======== The data
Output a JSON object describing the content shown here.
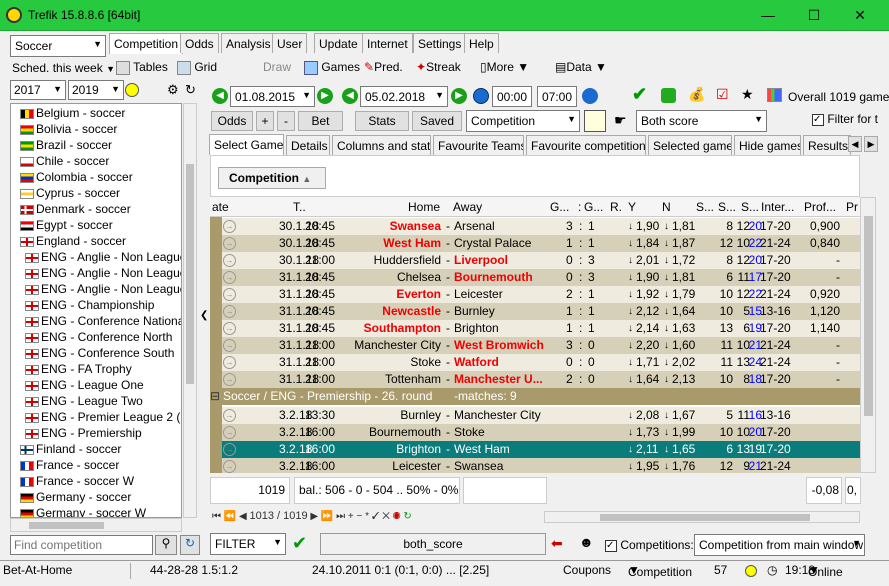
{
  "title": "Trefik 15.8.8.6 [64bit]",
  "sport": "Soccer",
  "sched": "Sched. this week",
  "year_from": "2017",
  "year_to": "2019",
  "main_tabs": [
    "Competition",
    "Odds",
    "Analysis",
    "User",
    "Update",
    "Internet",
    "Settings",
    "Help"
  ],
  "toolbar": {
    "tables": "Tables",
    "grid": "Grid",
    "draw": "Draw",
    "games": "Games",
    "pred": "Pred.",
    "streak": "Streak",
    "more": "More",
    "data": "Data"
  },
  "date_from": "01.08.2015",
  "date_to": "05.02.2018",
  "time_from": "00:00",
  "time_to": "07:00",
  "overall": "Overall 1019 game",
  "btns": {
    "odds": "Odds",
    "plus": "+",
    "minus": "-",
    "bet": "Bet",
    "stats": "Stats",
    "saved": "Saved"
  },
  "comp_combo": "Competition",
  "score_combo": "Both score",
  "filter_label": "Filter for t",
  "sub_tabs": [
    "Select Games",
    "Details",
    "Columns and stats",
    "Favourite Teams",
    "Favourite competitions",
    "Selected games",
    "Hide games",
    "Results o"
  ],
  "group_btn": "Competition",
  "columns": [
    "ate",
    "T..",
    "Home",
    "Away",
    "G...",
    ":",
    "G...",
    "R.",
    "Y",
    "N",
    "S...",
    "S...",
    "S...",
    "Inter...",
    "Prof...",
    "Pr"
  ],
  "rows": [
    {
      "d": "30.1.18",
      "t": "20:45",
      "h": "Swansea",
      "a": "Arsenal",
      "g1": "3",
      "g2": "1",
      "y": "1,90",
      "n": "1,81",
      "s1": "8",
      "s2": "12",
      "s3": "20",
      "i": "17-20",
      "p": "0,900",
      "hr": true,
      "ar": false
    },
    {
      "d": "30.1.18",
      "t": "20:45",
      "h": "West Ham",
      "a": "Crystal Palace",
      "g1": "1",
      "g2": "1",
      "y": "1,84",
      "n": "1,87",
      "s1": "12",
      "s2": "10",
      "s3": "22",
      "i": "21-24",
      "p": "0,840",
      "hr": true,
      "ar": false
    },
    {
      "d": "30.1.18",
      "t": "21:00",
      "h": "Huddersfield",
      "a": "Liverpool",
      "g1": "0",
      "g2": "3",
      "y": "2,01",
      "n": "1,72",
      "s1": "8",
      "s2": "12",
      "s3": "20",
      "i": "17-20",
      "p": "-",
      "hr": false,
      "ar": true
    },
    {
      "d": "31.1.18",
      "t": "20:45",
      "h": "Chelsea",
      "a": "Bournemouth",
      "g1": "0",
      "g2": "3",
      "y": "1,90",
      "n": "1,81",
      "s1": "6",
      "s2": "11",
      "s3": "17",
      "i": "17-20",
      "p": "-",
      "hr": false,
      "ar": true
    },
    {
      "d": "31.1.18",
      "t": "20:45",
      "h": "Everton",
      "a": "Leicester",
      "g1": "2",
      "g2": "1",
      "y": "1,92",
      "n": "1,79",
      "s1": "10",
      "s2": "12",
      "s3": "22",
      "i": "21-24",
      "p": "0,920",
      "hr": true,
      "ar": false
    },
    {
      "d": "31.1.18",
      "t": "20:45",
      "h": "Newcastle",
      "a": "Burnley",
      "g1": "1",
      "g2": "1",
      "y": "2,12",
      "n": "1,64",
      "s1": "10",
      "s2": "5",
      "s3": "15",
      "i": "13-16",
      "p": "1,120",
      "hr": true,
      "ar": false
    },
    {
      "d": "31.1.18",
      "t": "20:45",
      "h": "Southampton",
      "a": "Brighton",
      "g1": "1",
      "g2": "1",
      "y": "2,14",
      "n": "1,63",
      "s1": "13",
      "s2": "6",
      "s3": "19",
      "i": "17-20",
      "p": "1,140",
      "hr": true,
      "ar": false
    },
    {
      "d": "31.1.18",
      "t": "21:00",
      "h": "Manchester City",
      "a": "West Bromwich",
      "g1": "3",
      "g2": "0",
      "y": "2,20",
      "n": "1,60",
      "s1": "11",
      "s2": "10",
      "s3": "21",
      "i": "21-24",
      "p": "-",
      "hr": false,
      "ar": true
    },
    {
      "d": "31.1.18",
      "t": "21:00",
      "h": "Stoke",
      "a": "Watford",
      "g1": "0",
      "g2": "0",
      "y": "1,71",
      "n": "2,02",
      "s1": "11",
      "s2": "13",
      "s3": "24",
      "i": "21-24",
      "p": "-",
      "hr": false,
      "ar": true
    },
    {
      "d": "31.1.18",
      "t": "21:00",
      "h": "Tottenham",
      "a": "Manchester U...",
      "g1": "2",
      "g2": "0",
      "y": "1,64",
      "n": "2,13",
      "s1": "10",
      "s2": "8",
      "s3": "18",
      "i": "17-20",
      "p": "-",
      "hr": false,
      "ar": true
    }
  ],
  "group_row": "Soccer / ENG - Premiership - 26. round",
  "group_matches": "-matches: 9",
  "rows2": [
    {
      "d": "3.2.18",
      "t": "13:30",
      "h": "Burnley",
      "a": "Manchester City",
      "y": "2,08",
      "n": "1,67",
      "s1": "5",
      "s2": "11",
      "s3": "16",
      "i": "13-16"
    },
    {
      "d": "3.2.18",
      "t": "16:00",
      "h": "Bournemouth",
      "a": "Stoke",
      "y": "1,73",
      "n": "1,99",
      "s1": "10",
      "s2": "10",
      "s3": "20",
      "i": "17-20"
    },
    {
      "d": "3.2.18",
      "t": "16:00",
      "h": "Brighton",
      "a": "West Ham",
      "y": "2,11",
      "n": "1,65",
      "s1": "6",
      "s2": "13",
      "s3": "19",
      "i": "17-20"
    },
    {
      "d": "3.2.18",
      "t": "16:00",
      "h": "Leicester",
      "a": "Swansea",
      "y": "1,95",
      "n": "1,76",
      "s1": "12",
      "s2": "9",
      "s3": "21",
      "i": "21-24"
    }
  ],
  "summary": {
    "count": "1019",
    "bal": "bal.: 506 - 0 - 504 .. 50% - 0% - 50",
    "p1": "-0,08",
    "p2": "0,"
  },
  "nav": "1013 / 1019",
  "filter": "FILTER",
  "filter_val": "both_score",
  "competitions_label": "Competitions:",
  "comp_from": "Competition from main window",
  "find_placeholder": "Find competition",
  "tree": [
    "Belgium - soccer",
    "Bolivia - soccer",
    "Brazil - soccer",
    "Chile - soccer",
    "Colombia - soccer",
    "Cyprus - soccer",
    "Denmark - soccer",
    "Egypt - soccer",
    "England - soccer",
    "ENG - Anglie - Non League P",
    "ENG - Anglie - Non League P",
    "ENG - Anglie - Non League P",
    "ENG - Championship",
    "ENG - Conference National",
    "ENG - Conference North",
    "ENG - Conference South",
    "ENG - FA Trophy",
    "ENG - League One",
    "ENG - League Two",
    "ENG - Premier League 2 (Div",
    "ENG - Premiership",
    "Finland - soccer",
    "France - soccer",
    "France - soccer W",
    "Germany - soccer",
    "Germany - soccer W"
  ],
  "status": {
    "s1": "Bet-At-Home",
    "s2": "44-28-28  1.5:1.2",
    "s3": "24.10.2011 0:1 (0:1, 0:0) ... [2.25]",
    "s4": "Coupons",
    "s5": "Competition",
    "s6": "57",
    "s7": "19:18",
    "s8": "Online"
  }
}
================
* _Task to complete_
Repeat each record exactly, with the pictures left out.

* _Result for this task_
Output a JSON object describing the content shown here.
{
  "title": "Trefik 15.8.8.6 [64bit]",
  "sport": "Soccer",
  "sched": "Sched. this week",
  "year_from": "2017",
  "year_to": "2019",
  "main_tabs": [
    "Competition",
    "Odds",
    "Analysis",
    "User",
    "Update",
    "Internet",
    "Settings",
    "Help"
  ],
  "toolbar": {
    "tables": "Tables",
    "grid": "Grid",
    "draw": "Draw",
    "games": "Games",
    "pred": "Pred.",
    "streak": "Streak",
    "more": "More",
    "data": "Data"
  },
  "date_from": "01.08.2015",
  "date_to": "05.02.2018",
  "time_from": "00:00",
  "time_to": "07:00",
  "overall": "Overall 1019 game",
  "btns": {
    "odds": "Odds",
    "plus": "+",
    "minus": "-",
    "bet": "Bet",
    "stats": "Stats",
    "saved": "Saved"
  },
  "comp_combo": "Competition",
  "score_combo": "Both score",
  "filter_label": "Filter for t",
  "sub_tabs": [
    "Select Games",
    "Details",
    "Columns and stats",
    "Favourite Teams",
    "Favourite competitions",
    "Selected games",
    "Hide games",
    "Results o"
  ],
  "group_btn": "Competition",
  "columns": [
    "ate",
    "T..",
    "Home",
    "Away",
    "G...",
    ":",
    "G...",
    "R.",
    "Y",
    "N",
    "S...",
    "S...",
    "S...",
    "Inter...",
    "Prof...",
    "Pr"
  ],
  "rows": [
    {
      "d": "30.1.18",
      "t": "20:45",
      "h": "Swansea",
      "a": "Arsenal",
      "g1": "3",
      "g2": "1",
      "y": "1,90",
      "n": "1,81",
      "s1": "8",
      "s2": "12",
      "s3": "20",
      "i": "17-20",
      "p": "0,900",
      "hr": true,
      "ar": false
    },
    {
      "d": "30.1.18",
      "t": "20:45",
      "h": "West Ham",
      "a": "Crystal Palace",
      "g1": "1",
      "g2": "1",
      "y": "1,84",
      "n": "1,87",
      "s1": "12",
      "s2": "10",
      "s3": "22",
      "i": "21-24",
      "p": "0,840",
      "hr": true,
      "ar": false
    },
    {
      "d": "30.1.18",
      "t": "21:00",
      "h": "Huddersfield",
      "a": "Liverpool",
      "g1": "0",
      "g2": "3",
      "y": "2,01",
      "n": "1,72",
      "s1": "8",
      "s2": "12",
      "s3": "20",
      "i": "17-20",
      "p": "-",
      "hr": false,
      "ar": true
    },
    {
      "d": "31.1.18",
      "t": "20:45",
      "h": "Chelsea",
      "a": "Bournemouth",
      "g1": "0",
      "g2": "3",
      "y": "1,90",
      "n": "1,81",
      "s1": "6",
      "s2": "11",
      "s3": "17",
      "i": "17-20",
      "p": "-",
      "hr": false,
      "ar": true
    },
    {
      "d": "31.1.18",
      "t": "20:45",
      "h": "Everton",
      "a": "Leicester",
      "g1": "2",
      "g2": "1",
      "y": "1,92",
      "n": "1,79",
      "s1": "10",
      "s2": "12",
      "s3": "22",
      "i": "21-24",
      "p": "0,920",
      "hr": true,
      "ar": false
    },
    {
      "d": "31.1.18",
      "t": "20:45",
      "h": "Newcastle",
      "a": "Burnley",
      "g1": "1",
      "g2": "1",
      "y": "2,12",
      "n": "1,64",
      "s1": "10",
      "s2": "5",
      "s3": "15",
      "i": "13-16",
      "p": "1,120",
      "hr": true,
      "ar": false
    },
    {
      "d": "31.1.18",
      "t": "20:45",
      "h": "Southampton",
      "a": "Brighton",
      "g1": "1",
      "g2": "1",
      "y": "2,14",
      "n": "1,63",
      "s1": "13",
      "s2": "6",
      "s3": "19",
      "i": "17-20",
      "p": "1,140",
      "hr": true,
      "ar": false
    },
    {
      "d": "31.1.18",
      "t": "21:00",
      "h": "Manchester City",
      "a": "West Bromwich",
      "g1": "3",
      "g2": "0",
      "y": "2,20",
      "n": "1,60",
      "s1": "11",
      "s2": "10",
      "s3": "21",
      "i": "21-24",
      "p": "-",
      "hr": false,
      "ar": true
    },
    {
      "d": "31.1.18",
      "t": "21:00",
      "h": "Stoke",
      "a": "Watford",
      "g1": "0",
      "g2": "0",
      "y": "1,71",
      "n": "2,02",
      "s1": "11",
      "s2": "13",
      "s3": "24",
      "i": "21-24",
      "p": "-",
      "hr": false,
      "ar": true
    },
    {
      "d": "31.1.18",
      "t": "21:00",
      "h": "Tottenham",
      "a": "Manchester U...",
      "g1": "2",
      "g2": "0",
      "y": "1,64",
      "n": "2,13",
      "s1": "10",
      "s2": "8",
      "s3": "18",
      "i": "17-20",
      "p": "-",
      "hr": false,
      "ar": true
    }
  ],
  "group_row": "Soccer / ENG - Premiership - 26. round",
  "group_matches": "-matches: 9",
  "rows2": [
    {
      "d": "3.2.18",
      "t": "13:30",
      "h": "Burnley",
      "a": "Manchester City",
      "y": "2,08",
      "n": "1,67",
      "s1": "5",
      "s2": "11",
      "s3": "16",
      "i": "13-16"
    },
    {
      "d": "3.2.18",
      "t": "16:00",
      "h": "Bournemouth",
      "a": "Stoke",
      "y": "1,73",
      "n": "1,99",
      "s1": "10",
      "s2": "10",
      "s3": "20",
      "i": "17-20"
    },
    {
      "d": "3.2.18",
      "t": "16:00",
      "h": "Brighton",
      "a": "West Ham",
      "y": "2,11",
      "n": "1,65",
      "s1": "6",
      "s2": "13",
      "s3": "19",
      "i": "17-20"
    },
    {
      "d": "3.2.18",
      "t": "16:00",
      "h": "Leicester",
      "a": "Swansea",
      "y": "1,95",
      "n": "1,76",
      "s1": "12",
      "s2": "9",
      "s3": "21",
      "i": "21-24"
    }
  ],
  "summary": {
    "count": "1019",
    "bal": "bal.: 506 - 0 - 504 .. 50% - 0% - 50",
    "p1": "-0,08",
    "p2": "0,"
  },
  "nav": "1013 / 1019",
  "filter": "FILTER",
  "filter_val": "both_score",
  "competitions_label": "Competitions:",
  "comp_from": "Competition from main window",
  "find_placeholder": "Find competition",
  "tree": [
    "Belgium - soccer",
    "Bolivia - soccer",
    "Brazil - soccer",
    "Chile - soccer",
    "Colombia - soccer",
    "Cyprus - soccer",
    "Denmark - soccer",
    "Egypt - soccer",
    "England - soccer",
    "ENG - Anglie - Non League P",
    "ENG - Anglie - Non League P",
    "ENG - Anglie - Non League P",
    "ENG - Championship",
    "ENG - Conference National",
    "ENG - Conference North",
    "ENG - Conference South",
    "ENG - FA Trophy",
    "ENG - League One",
    "ENG - League Two",
    "ENG - Premier League 2 (Div",
    "ENG - Premiership",
    "Finland - soccer",
    "France - soccer",
    "France - soccer W",
    "Germany - soccer",
    "Germany - soccer W"
  ],
  "status": {
    "s1": "Bet-At-Home",
    "s2": "44-28-28  1.5:1.2",
    "s3": "24.10.2011 0:1 (0:1, 0:0) ... [2.25]",
    "s4": "Coupons",
    "s5": "Competition",
    "s6": "57",
    "s7": "19:18",
    "s8": "Online"
  }
}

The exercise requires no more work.